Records
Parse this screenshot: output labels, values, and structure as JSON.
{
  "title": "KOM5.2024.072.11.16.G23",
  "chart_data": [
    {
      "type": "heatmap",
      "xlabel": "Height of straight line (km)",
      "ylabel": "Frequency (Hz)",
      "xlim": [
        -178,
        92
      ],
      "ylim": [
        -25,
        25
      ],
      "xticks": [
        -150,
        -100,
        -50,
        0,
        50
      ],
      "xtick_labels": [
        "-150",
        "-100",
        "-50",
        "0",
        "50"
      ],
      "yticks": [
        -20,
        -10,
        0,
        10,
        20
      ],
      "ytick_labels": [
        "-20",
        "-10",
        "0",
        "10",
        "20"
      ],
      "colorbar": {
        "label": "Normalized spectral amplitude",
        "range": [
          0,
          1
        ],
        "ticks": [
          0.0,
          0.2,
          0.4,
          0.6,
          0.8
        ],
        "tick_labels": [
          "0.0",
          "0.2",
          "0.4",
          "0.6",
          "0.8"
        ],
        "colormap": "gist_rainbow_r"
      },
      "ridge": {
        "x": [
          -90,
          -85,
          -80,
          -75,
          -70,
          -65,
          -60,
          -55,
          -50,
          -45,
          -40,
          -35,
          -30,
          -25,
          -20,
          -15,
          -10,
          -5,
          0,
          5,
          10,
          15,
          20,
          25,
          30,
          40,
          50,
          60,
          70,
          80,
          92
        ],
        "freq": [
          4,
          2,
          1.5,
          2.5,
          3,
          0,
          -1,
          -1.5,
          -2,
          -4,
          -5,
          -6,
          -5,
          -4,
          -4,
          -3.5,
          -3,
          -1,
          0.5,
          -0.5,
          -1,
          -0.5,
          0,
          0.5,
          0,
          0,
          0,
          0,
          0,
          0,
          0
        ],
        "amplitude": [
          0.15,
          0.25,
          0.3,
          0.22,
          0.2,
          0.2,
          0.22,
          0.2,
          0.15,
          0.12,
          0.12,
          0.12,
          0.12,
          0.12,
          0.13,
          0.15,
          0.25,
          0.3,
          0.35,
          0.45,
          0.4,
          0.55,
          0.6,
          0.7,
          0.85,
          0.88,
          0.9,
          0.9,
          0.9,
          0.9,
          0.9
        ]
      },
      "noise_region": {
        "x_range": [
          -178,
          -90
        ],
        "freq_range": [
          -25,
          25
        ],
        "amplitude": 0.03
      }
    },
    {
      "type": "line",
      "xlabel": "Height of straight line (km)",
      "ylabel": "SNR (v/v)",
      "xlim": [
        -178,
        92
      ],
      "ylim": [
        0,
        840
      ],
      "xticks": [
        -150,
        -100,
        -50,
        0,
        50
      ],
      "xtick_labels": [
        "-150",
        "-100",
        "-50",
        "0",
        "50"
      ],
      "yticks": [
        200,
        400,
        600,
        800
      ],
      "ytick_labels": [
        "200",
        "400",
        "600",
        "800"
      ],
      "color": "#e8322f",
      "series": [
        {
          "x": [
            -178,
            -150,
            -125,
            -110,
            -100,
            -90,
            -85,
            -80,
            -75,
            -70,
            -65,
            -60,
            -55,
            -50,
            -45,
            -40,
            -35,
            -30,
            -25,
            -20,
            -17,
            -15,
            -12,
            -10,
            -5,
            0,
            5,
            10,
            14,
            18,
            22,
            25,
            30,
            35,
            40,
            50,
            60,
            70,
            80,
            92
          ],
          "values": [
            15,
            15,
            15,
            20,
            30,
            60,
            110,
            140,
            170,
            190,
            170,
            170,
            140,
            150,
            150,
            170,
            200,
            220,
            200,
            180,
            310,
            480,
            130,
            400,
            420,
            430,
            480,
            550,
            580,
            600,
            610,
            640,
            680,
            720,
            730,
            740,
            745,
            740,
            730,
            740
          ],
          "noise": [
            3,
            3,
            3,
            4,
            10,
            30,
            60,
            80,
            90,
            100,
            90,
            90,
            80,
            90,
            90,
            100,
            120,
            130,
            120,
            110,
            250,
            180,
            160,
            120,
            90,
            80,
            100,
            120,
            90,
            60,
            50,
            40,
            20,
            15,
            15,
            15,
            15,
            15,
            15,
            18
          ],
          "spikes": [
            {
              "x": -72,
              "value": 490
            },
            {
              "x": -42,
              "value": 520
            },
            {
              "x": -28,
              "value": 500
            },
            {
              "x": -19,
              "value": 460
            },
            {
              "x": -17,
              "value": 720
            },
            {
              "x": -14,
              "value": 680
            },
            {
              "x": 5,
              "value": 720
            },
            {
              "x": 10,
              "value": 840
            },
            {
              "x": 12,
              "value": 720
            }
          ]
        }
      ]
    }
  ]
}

◆ **Work to complete**
Take the entries above and copy them out exactly.

◆ **Response**
Parse this screenshot: output labels, values, and structure as JSON.
{
  "title": "KOM5.2024.072.11.16.G23",
  "chart_data": [
    {
      "type": "heatmap",
      "xlabel": "Height of straight line (km)",
      "ylabel": "Frequency (Hz)",
      "xlim": [
        -178,
        92
      ],
      "ylim": [
        -25,
        25
      ],
      "xticks": [
        -150,
        -100,
        -50,
        0,
        50
      ],
      "xtick_labels": [
        "-150",
        "-100",
        "-50",
        "0",
        "50"
      ],
      "yticks": [
        -20,
        -10,
        0,
        10,
        20
      ],
      "ytick_labels": [
        "-20",
        "-10",
        "0",
        "10",
        "20"
      ],
      "colorbar": {
        "label": "Normalized spectral amplitude",
        "range": [
          0,
          1
        ],
        "ticks": [
          0.0,
          0.2,
          0.4,
          0.6,
          0.8
        ],
        "tick_labels": [
          "0.0",
          "0.2",
          "0.4",
          "0.6",
          "0.8"
        ],
        "colormap": "gist_rainbow_r"
      },
      "ridge": {
        "x": [
          -90,
          -85,
          -80,
          -75,
          -70,
          -65,
          -60,
          -55,
          -50,
          -45,
          -40,
          -35,
          -30,
          -25,
          -20,
          -15,
          -10,
          -5,
          0,
          5,
          10,
          15,
          20,
          25,
          30,
          40,
          50,
          60,
          70,
          80,
          92
        ],
        "freq": [
          4,
          2,
          1.5,
          2.5,
          3,
          0,
          -1,
          -1.5,
          -2,
          -4,
          -5,
          -6,
          -5,
          -4,
          -4,
          -3.5,
          -3,
          -1,
          0.5,
          -0.5,
          -1,
          -0.5,
          0,
          0.5,
          0,
          0,
          0,
          0,
          0,
          0,
          0
        ],
        "amplitude": [
          0.15,
          0.25,
          0.3,
          0.22,
          0.2,
          0.2,
          0.22,
          0.2,
          0.15,
          0.12,
          0.12,
          0.12,
          0.12,
          0.12,
          0.13,
          0.15,
          0.25,
          0.3,
          0.35,
          0.45,
          0.4,
          0.55,
          0.6,
          0.7,
          0.85,
          0.88,
          0.9,
          0.9,
          0.9,
          0.9,
          0.9
        ]
      },
      "noise_region": {
        "x_range": [
          -178,
          -90
        ],
        "freq_range": [
          -25,
          25
        ],
        "amplitude": 0.03
      }
    },
    {
      "type": "line",
      "xlabel": "Height of straight line (km)",
      "ylabel": "SNR (v/v)",
      "xlim": [
        -178,
        92
      ],
      "ylim": [
        0,
        840
      ],
      "xticks": [
        -150,
        -100,
        -50,
        0,
        50
      ],
      "xtick_labels": [
        "-150",
        "-100",
        "-50",
        "0",
        "50"
      ],
      "yticks": [
        200,
        400,
        600,
        800
      ],
      "ytick_labels": [
        "200",
        "400",
        "600",
        "800"
      ],
      "color": "#e8322f",
      "series": [
        {
          "x": [
            -178,
            -150,
            -125,
            -110,
            -100,
            -90,
            -85,
            -80,
            -75,
            -70,
            -65,
            -60,
            -55,
            -50,
            -45,
            -40,
            -35,
            -30,
            -25,
            -20,
            -17,
            -15,
            -12,
            -10,
            -5,
            0,
            5,
            10,
            14,
            18,
            22,
            25,
            30,
            35,
            40,
            50,
            60,
            70,
            80,
            92
          ],
          "values": [
            15,
            15,
            15,
            20,
            30,
            60,
            110,
            140,
            170,
            190,
            170,
            170,
            140,
            150,
            150,
            170,
            200,
            220,
            200,
            180,
            310,
            480,
            130,
            400,
            420,
            430,
            480,
            550,
            580,
            600,
            610,
            640,
            680,
            720,
            730,
            740,
            745,
            740,
            730,
            740
          ],
          "noise": [
            3,
            3,
            3,
            4,
            10,
            30,
            60,
            80,
            90,
            100,
            90,
            90,
            80,
            90,
            90,
            100,
            120,
            130,
            120,
            110,
            250,
            180,
            160,
            120,
            90,
            80,
            100,
            120,
            90,
            60,
            50,
            40,
            20,
            15,
            15,
            15,
            15,
            15,
            15,
            18
          ],
          "spikes": [
            {
              "x": -72,
              "value": 490
            },
            {
              "x": -42,
              "value": 520
            },
            {
              "x": -28,
              "value": 500
            },
            {
              "x": -19,
              "value": 460
            },
            {
              "x": -17,
              "value": 720
            },
            {
              "x": -14,
              "value": 680
            },
            {
              "x": 5,
              "value": 720
            },
            {
              "x": 10,
              "value": 840
            },
            {
              "x": 12,
              "value": 720
            }
          ]
        }
      ]
    }
  ]
}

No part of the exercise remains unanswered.